◆ STORED ROWS:
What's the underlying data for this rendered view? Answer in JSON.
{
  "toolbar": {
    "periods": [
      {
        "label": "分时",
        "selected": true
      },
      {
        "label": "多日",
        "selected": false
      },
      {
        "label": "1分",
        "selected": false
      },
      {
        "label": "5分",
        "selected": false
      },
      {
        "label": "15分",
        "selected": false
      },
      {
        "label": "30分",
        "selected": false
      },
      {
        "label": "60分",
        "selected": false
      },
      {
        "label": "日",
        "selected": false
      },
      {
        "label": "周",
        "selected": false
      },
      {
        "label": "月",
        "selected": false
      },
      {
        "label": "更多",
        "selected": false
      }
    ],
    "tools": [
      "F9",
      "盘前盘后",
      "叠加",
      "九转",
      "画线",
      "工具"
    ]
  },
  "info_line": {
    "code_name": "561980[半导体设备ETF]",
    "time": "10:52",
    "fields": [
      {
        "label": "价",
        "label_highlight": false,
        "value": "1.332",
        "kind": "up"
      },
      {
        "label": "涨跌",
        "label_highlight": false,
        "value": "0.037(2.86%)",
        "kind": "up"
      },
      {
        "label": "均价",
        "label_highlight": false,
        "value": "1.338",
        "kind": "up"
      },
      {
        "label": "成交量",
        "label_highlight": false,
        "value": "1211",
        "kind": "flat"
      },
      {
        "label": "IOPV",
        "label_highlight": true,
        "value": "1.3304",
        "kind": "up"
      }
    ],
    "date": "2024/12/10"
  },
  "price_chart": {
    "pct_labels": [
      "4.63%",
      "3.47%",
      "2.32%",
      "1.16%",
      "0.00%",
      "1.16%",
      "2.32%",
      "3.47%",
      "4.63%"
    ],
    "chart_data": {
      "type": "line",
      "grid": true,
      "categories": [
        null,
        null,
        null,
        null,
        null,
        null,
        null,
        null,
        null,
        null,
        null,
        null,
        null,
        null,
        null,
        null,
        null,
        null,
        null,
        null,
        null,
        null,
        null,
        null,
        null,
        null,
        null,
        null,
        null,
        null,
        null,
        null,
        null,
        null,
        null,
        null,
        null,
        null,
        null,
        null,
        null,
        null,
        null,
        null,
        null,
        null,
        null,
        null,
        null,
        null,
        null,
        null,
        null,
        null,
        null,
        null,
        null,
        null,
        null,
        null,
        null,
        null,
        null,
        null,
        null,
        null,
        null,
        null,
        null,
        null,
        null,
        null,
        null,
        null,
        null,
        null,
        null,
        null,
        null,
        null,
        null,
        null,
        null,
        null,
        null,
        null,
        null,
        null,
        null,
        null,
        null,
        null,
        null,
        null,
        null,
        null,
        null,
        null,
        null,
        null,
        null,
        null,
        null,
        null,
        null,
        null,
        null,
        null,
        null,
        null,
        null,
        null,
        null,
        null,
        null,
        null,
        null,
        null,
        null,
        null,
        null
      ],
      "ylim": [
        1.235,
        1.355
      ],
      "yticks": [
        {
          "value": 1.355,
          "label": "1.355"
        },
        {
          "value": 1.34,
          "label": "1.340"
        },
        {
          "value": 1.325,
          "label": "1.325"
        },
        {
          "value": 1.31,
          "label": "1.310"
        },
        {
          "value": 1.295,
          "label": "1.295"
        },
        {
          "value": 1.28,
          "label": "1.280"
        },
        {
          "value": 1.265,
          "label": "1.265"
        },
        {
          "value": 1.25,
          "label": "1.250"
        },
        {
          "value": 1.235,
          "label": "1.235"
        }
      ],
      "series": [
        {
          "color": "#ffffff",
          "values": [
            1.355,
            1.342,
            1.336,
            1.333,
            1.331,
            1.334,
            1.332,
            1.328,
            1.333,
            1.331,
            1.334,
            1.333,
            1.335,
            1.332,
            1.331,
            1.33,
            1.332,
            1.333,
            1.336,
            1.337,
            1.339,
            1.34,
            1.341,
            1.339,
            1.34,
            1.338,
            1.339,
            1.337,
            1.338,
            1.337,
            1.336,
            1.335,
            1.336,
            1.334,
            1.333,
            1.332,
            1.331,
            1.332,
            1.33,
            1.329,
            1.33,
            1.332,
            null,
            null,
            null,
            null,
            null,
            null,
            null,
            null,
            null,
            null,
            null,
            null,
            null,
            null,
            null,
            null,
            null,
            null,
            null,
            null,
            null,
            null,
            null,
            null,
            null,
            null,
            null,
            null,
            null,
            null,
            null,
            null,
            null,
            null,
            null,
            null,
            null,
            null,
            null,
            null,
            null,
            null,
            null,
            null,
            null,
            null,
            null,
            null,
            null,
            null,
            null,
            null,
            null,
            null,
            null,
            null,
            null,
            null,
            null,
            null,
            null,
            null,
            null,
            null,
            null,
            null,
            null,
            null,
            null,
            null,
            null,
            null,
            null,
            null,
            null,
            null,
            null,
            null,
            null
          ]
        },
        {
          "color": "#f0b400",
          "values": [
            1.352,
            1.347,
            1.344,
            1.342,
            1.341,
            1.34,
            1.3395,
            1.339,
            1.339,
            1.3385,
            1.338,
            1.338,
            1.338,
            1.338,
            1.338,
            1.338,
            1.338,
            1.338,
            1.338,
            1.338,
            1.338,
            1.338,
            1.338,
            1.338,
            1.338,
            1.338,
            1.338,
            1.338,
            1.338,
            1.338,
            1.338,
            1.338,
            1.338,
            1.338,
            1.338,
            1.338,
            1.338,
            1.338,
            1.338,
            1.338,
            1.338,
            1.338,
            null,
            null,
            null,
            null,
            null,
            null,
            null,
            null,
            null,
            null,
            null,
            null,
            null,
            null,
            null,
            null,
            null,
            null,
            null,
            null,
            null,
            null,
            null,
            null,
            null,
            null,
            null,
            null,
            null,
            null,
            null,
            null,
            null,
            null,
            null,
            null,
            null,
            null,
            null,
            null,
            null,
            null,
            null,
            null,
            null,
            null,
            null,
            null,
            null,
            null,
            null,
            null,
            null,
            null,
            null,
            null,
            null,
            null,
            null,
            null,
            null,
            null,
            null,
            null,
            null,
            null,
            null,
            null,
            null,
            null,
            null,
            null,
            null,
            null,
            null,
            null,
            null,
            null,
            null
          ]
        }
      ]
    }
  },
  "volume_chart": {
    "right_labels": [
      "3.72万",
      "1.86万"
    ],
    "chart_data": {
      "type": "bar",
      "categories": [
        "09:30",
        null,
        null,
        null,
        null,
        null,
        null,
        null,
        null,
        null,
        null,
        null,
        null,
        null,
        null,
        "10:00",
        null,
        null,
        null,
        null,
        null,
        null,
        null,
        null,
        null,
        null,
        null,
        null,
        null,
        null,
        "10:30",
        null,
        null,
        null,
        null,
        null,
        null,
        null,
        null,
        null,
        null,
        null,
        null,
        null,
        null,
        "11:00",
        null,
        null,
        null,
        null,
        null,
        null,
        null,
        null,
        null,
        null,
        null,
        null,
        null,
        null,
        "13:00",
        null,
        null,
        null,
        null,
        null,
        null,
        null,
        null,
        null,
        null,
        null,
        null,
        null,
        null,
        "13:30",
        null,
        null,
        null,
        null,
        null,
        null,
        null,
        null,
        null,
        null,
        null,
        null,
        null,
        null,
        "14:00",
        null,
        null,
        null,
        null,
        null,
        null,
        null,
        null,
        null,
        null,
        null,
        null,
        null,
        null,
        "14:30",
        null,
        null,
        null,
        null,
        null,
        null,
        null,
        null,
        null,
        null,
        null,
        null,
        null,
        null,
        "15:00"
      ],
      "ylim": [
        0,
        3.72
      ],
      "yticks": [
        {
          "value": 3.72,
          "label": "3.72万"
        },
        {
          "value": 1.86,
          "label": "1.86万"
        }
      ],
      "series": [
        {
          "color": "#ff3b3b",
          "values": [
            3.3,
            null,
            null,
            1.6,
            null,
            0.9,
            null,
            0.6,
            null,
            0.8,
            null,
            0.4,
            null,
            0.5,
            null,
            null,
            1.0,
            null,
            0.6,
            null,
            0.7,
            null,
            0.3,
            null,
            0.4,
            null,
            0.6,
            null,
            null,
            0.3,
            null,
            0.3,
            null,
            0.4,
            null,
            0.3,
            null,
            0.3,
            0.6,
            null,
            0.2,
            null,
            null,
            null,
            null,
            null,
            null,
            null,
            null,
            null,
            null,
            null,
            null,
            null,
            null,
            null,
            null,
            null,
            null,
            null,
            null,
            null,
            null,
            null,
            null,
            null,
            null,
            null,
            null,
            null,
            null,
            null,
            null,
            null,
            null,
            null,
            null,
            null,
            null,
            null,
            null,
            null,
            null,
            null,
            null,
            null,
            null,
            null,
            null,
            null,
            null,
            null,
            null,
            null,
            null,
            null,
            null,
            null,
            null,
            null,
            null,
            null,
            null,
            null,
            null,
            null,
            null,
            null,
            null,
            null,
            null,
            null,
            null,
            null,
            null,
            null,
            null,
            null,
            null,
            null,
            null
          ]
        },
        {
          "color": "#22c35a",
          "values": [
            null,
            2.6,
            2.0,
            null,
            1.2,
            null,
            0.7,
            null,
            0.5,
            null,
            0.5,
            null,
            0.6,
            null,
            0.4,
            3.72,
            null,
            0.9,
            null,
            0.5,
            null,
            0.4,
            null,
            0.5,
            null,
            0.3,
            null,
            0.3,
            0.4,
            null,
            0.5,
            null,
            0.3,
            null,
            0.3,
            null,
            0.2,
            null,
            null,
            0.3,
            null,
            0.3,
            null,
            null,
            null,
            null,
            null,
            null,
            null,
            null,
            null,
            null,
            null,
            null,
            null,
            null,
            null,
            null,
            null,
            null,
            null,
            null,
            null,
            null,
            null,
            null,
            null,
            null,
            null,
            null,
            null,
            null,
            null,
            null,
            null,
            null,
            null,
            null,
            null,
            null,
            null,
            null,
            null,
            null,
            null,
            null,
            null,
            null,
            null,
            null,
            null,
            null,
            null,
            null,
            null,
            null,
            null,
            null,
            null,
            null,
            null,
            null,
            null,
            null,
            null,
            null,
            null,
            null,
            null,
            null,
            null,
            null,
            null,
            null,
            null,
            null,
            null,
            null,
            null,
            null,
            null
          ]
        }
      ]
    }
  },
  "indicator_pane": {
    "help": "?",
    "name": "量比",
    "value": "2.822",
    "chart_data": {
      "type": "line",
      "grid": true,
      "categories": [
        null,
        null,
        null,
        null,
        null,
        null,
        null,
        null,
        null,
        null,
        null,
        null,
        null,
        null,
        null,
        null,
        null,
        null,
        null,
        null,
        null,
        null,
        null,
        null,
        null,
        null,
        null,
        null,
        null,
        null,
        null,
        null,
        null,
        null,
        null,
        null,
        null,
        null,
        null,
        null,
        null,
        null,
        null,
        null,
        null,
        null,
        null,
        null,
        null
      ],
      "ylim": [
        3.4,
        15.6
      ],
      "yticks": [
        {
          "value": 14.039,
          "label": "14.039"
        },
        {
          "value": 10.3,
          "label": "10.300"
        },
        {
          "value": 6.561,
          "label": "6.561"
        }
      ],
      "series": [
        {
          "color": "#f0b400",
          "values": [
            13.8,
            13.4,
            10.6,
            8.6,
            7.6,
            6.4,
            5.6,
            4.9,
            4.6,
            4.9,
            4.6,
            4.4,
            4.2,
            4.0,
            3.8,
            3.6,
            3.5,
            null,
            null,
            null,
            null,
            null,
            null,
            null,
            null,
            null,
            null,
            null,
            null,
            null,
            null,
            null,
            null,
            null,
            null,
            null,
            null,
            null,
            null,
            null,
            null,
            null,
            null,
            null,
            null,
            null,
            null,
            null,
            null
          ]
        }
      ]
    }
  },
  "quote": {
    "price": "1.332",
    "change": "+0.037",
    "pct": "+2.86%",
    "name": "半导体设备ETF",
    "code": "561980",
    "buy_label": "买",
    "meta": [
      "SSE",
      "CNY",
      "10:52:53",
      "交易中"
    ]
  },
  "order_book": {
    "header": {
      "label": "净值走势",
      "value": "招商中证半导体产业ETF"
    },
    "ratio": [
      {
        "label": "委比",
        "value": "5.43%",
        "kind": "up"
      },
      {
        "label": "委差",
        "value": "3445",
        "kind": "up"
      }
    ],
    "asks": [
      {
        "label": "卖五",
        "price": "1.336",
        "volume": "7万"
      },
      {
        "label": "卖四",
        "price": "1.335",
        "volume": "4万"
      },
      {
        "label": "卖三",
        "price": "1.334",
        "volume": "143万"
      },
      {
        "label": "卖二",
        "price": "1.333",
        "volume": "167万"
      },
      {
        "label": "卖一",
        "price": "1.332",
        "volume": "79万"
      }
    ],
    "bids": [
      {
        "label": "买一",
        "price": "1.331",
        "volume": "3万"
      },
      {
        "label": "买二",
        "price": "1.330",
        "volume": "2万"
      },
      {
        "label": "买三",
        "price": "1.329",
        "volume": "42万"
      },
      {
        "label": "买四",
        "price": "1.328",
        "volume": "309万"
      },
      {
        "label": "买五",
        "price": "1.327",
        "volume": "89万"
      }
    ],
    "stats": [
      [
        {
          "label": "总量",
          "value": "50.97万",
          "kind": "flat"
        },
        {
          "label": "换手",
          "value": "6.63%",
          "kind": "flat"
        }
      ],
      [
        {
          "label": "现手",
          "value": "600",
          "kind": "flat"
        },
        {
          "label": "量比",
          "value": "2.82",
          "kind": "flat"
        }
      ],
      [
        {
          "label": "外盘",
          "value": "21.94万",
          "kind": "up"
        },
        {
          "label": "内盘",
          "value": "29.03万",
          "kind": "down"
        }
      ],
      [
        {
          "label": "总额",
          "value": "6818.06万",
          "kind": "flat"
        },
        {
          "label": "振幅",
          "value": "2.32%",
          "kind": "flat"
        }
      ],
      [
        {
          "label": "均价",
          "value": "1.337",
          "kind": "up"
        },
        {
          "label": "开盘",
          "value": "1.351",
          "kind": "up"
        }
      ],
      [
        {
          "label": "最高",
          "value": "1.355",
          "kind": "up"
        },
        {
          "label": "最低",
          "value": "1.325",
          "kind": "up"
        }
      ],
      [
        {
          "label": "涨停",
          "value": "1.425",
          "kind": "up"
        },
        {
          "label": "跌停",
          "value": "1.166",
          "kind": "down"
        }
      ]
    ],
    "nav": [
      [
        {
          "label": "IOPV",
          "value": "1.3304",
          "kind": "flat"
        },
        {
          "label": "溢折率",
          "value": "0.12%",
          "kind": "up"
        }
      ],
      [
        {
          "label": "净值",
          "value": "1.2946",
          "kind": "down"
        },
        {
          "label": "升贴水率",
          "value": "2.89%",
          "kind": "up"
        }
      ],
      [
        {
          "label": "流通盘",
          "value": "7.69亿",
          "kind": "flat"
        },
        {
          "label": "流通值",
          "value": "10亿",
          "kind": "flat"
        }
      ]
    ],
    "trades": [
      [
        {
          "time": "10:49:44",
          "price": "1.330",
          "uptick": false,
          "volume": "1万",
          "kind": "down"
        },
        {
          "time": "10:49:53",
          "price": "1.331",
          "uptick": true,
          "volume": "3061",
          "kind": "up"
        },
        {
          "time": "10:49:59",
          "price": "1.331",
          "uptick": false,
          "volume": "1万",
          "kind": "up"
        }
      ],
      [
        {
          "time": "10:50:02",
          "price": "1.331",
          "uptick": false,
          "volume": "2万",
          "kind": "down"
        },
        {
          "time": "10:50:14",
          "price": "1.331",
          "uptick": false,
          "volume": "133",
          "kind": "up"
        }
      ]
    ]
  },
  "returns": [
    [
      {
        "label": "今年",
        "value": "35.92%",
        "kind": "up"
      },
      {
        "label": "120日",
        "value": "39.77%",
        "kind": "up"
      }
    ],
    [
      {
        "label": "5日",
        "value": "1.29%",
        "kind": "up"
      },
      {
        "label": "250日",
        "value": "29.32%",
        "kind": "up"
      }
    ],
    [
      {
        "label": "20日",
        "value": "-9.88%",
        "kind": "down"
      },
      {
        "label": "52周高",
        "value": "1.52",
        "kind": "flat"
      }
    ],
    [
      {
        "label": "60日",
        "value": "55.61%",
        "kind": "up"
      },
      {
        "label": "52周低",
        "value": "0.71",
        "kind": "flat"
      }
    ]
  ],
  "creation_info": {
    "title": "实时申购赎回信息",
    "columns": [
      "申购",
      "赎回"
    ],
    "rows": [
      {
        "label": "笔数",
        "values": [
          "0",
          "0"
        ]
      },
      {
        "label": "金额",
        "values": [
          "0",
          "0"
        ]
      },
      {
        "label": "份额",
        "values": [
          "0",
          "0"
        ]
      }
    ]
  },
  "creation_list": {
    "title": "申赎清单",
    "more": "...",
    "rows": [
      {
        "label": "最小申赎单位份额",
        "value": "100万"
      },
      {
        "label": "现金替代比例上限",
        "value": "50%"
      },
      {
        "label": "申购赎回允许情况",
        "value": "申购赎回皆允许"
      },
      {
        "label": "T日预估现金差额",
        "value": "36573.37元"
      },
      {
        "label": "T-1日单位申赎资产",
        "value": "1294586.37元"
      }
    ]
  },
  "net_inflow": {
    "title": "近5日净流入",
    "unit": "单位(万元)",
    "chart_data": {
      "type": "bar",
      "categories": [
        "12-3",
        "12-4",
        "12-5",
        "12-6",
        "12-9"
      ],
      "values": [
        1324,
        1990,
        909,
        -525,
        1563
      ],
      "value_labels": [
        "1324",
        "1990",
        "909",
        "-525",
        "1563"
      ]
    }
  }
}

◆ EXERCISE GOAL:
Check each line of the entries above for the word "color". List the ones that have it.

◆ RESULT OF THE TASK:
          "color": "#ffffff",
          "color": "#f0b400",
          "color": "#ff3b3b",
          "color": "#22c35a",
          "color": "#f0b400",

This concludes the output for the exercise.